→ Data entries:
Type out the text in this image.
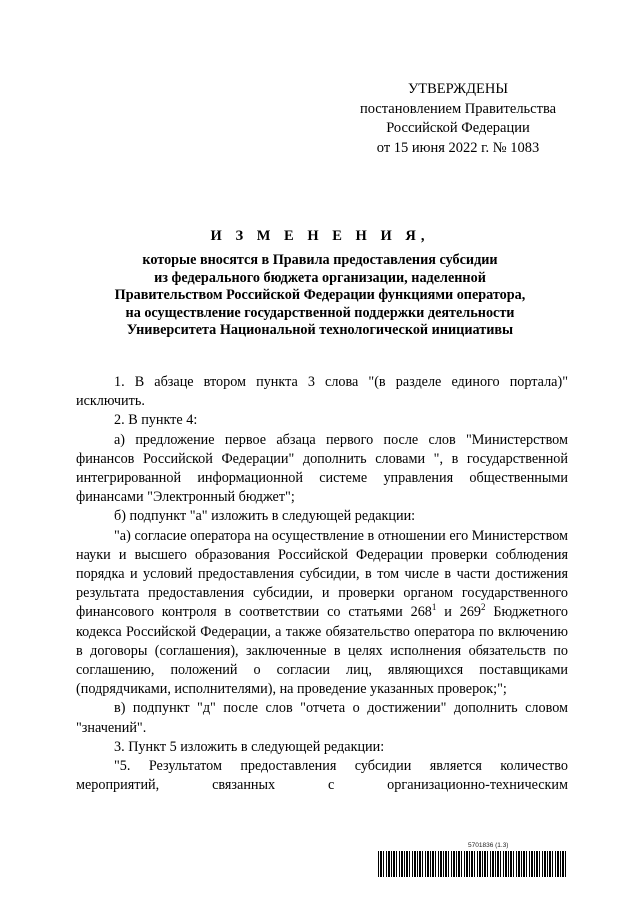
УТВЕРЖДЕНЫ
постановлением Правительства
Российской Федерации
от 15 июня 2022 г. № 1083
И З М Е Н Е Н И Я,
которые вносятся в Правила предоставления субсидии
из федерального бюджета организации, наделенной
Правительством Российской Федерации функциями оператора,
на осуществление государственной поддержки деятельности
Университета Национальной технологической инициативы

1. В абзаце втором пункта 3 слова "(в разделе единого портала)" исключить.

2. В пункте 4:

а) предложение первое абзаца первого после слов "Министерством финансов Российской Федерации" дополнить словами ", в государственной интегрированной информационной системе управления общественными финансами "Электронный бюджет";

б) подпункт "а" изложить в следующей редакции:

"а) согласие оператора на осуществление в отношении его Министерством науки и высшего образования Российской Федерации проверки соблюдения порядка и условий предоставления субсидии, в том числе в части достижения результата предоставления субсидии, и проверки органом государственного финансового контроля в соответствии со статьями $268^1$ и $269^2$ Бюджетного кодекса Российской Федерации, а также обязательство оператора по включению в договоры (соглашения), заключенные в целях исполнения обязательств по соглашению, положений о согласии лиц, являющихся поставщиками (подрядчиками, исполнителями), на проведение указанных проверок;";

в) подпункт "д" после слов "отчета о достижении" дополнить словом "значений".

3. Пункт 5 изложить в следующей редакции:

"5. Результатом предоставления субсидии является количество мероприятий, связанных с организационно-техническим

5701836 (1.3)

→ TASK STATEMENT:
The records above must be printed exactly; the pictures stay out.

→ RESPONSE TO THE TASK:
Type out the text in this image.
УТВЕРЖДЕНЫ
постановлением Правительства
Российской Федерации
от 15 июня 2022 г. № 1083
И З М Е Н Е Н И Я,
которые вносятся в Правила предоставления субсидии
из федерального бюджета организации, наделенной
Правительством Российской Федерации функциями оператора,
на осуществление государственной поддержки деятельности
Университета Национальной технологической инициативы

1. В абзаце втором пункта 3 слова "(в разделе единого портала)" исключить.

2. В пункте 4:

а) предложение первое абзаца первого после слов "Министерством финансов Российской Федерации" дополнить словами ", в государственной интегрированной информационной системе управления общественными финансами "Электронный бюджет";

б) подпункт "а" изложить в следующей редакции:

"а) согласие оператора на осуществление в отношении его Министерством науки и высшего образования Российской Федерации проверки соблюдения порядка и условий предоставления субсидии, в том числе в части достижения результата предоставления субсидии, и проверки органом государственного финансового контроля в соответствии со статьями $268^1$ и $269^2$ Бюджетного кодекса Российской Федерации, а также обязательство оператора по включению в договоры (соглашения), заключенные в целях исполнения обязательств по соглашению, положений о согласии лиц, являющихся поставщиками (подрядчиками, исполнителями), на проведение указанных проверок;";

в) подпункт "д" после слов "отчета о достижении" дополнить словом "значений".

3. Пункт 5 изложить в следующей редакции:

"5. Результатом предоставления субсидии является количество мероприятий, связанных с организационно-техническим

5701836 (1.3)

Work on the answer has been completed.